* _Exercise requirements_: Copy the full set of lines exactly as given.

— START Excerpted records —

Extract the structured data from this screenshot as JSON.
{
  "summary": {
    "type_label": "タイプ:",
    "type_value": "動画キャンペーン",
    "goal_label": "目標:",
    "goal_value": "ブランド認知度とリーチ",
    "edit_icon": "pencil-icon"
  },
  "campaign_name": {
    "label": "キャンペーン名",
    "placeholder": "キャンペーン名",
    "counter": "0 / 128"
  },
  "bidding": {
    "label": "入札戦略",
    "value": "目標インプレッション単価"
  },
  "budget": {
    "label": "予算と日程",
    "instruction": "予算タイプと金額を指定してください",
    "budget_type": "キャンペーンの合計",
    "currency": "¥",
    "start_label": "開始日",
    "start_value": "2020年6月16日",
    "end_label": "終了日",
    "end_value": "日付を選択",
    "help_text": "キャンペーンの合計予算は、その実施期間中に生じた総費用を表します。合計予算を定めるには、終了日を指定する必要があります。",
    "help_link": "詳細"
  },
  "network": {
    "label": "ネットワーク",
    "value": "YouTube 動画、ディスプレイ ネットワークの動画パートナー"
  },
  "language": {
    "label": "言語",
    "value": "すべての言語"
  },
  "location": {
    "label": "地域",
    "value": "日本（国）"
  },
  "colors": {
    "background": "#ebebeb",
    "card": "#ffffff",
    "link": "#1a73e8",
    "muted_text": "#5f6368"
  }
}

— END Excerpted records —

* _Result of the task_:
Extract the structured data from this screenshot as JSON.
{
  "summary": {
    "type_label": "タイプ:",
    "type_value": "動画キャンペーン",
    "goal_label": "目標:",
    "goal_value": "ブランド認知度とリーチ",
    "edit_icon": "pencil-icon"
  },
  "campaign_name": {
    "label": "キャンペーン名",
    "placeholder": "キャンペーン名",
    "counter": "0 / 128"
  },
  "bidding": {
    "label": "入札戦略",
    "value": "目標インプレッション単価"
  },
  "budget": {
    "label": "予算と日程",
    "instruction": "予算タイプと金額を指定してください",
    "budget_type": "キャンペーンの合計",
    "currency": "¥",
    "start_label": "開始日",
    "start_value": "2020年6月16日",
    "end_label": "終了日",
    "end_value": "日付を選択",
    "help_text": "キャンペーンの合計予算は、その実施期間中に生じた総費用を表します。合計予算を定めるには、終了日を指定する必要があります。",
    "help_link": "詳細"
  },
  "network": {
    "label": "ネットワーク",
    "value": "YouTube 動画、ディスプレイ ネットワークの動画パートナー"
  },
  "language": {
    "label": "言語",
    "value": "すべての言語"
  },
  "location": {
    "label": "地域",
    "value": "日本（国）"
  },
  "colors": {
    "background": "#ebebeb",
    "card": "#ffffff",
    "link": "#1a73e8",
    "muted_text": "#5f6368"
  }
}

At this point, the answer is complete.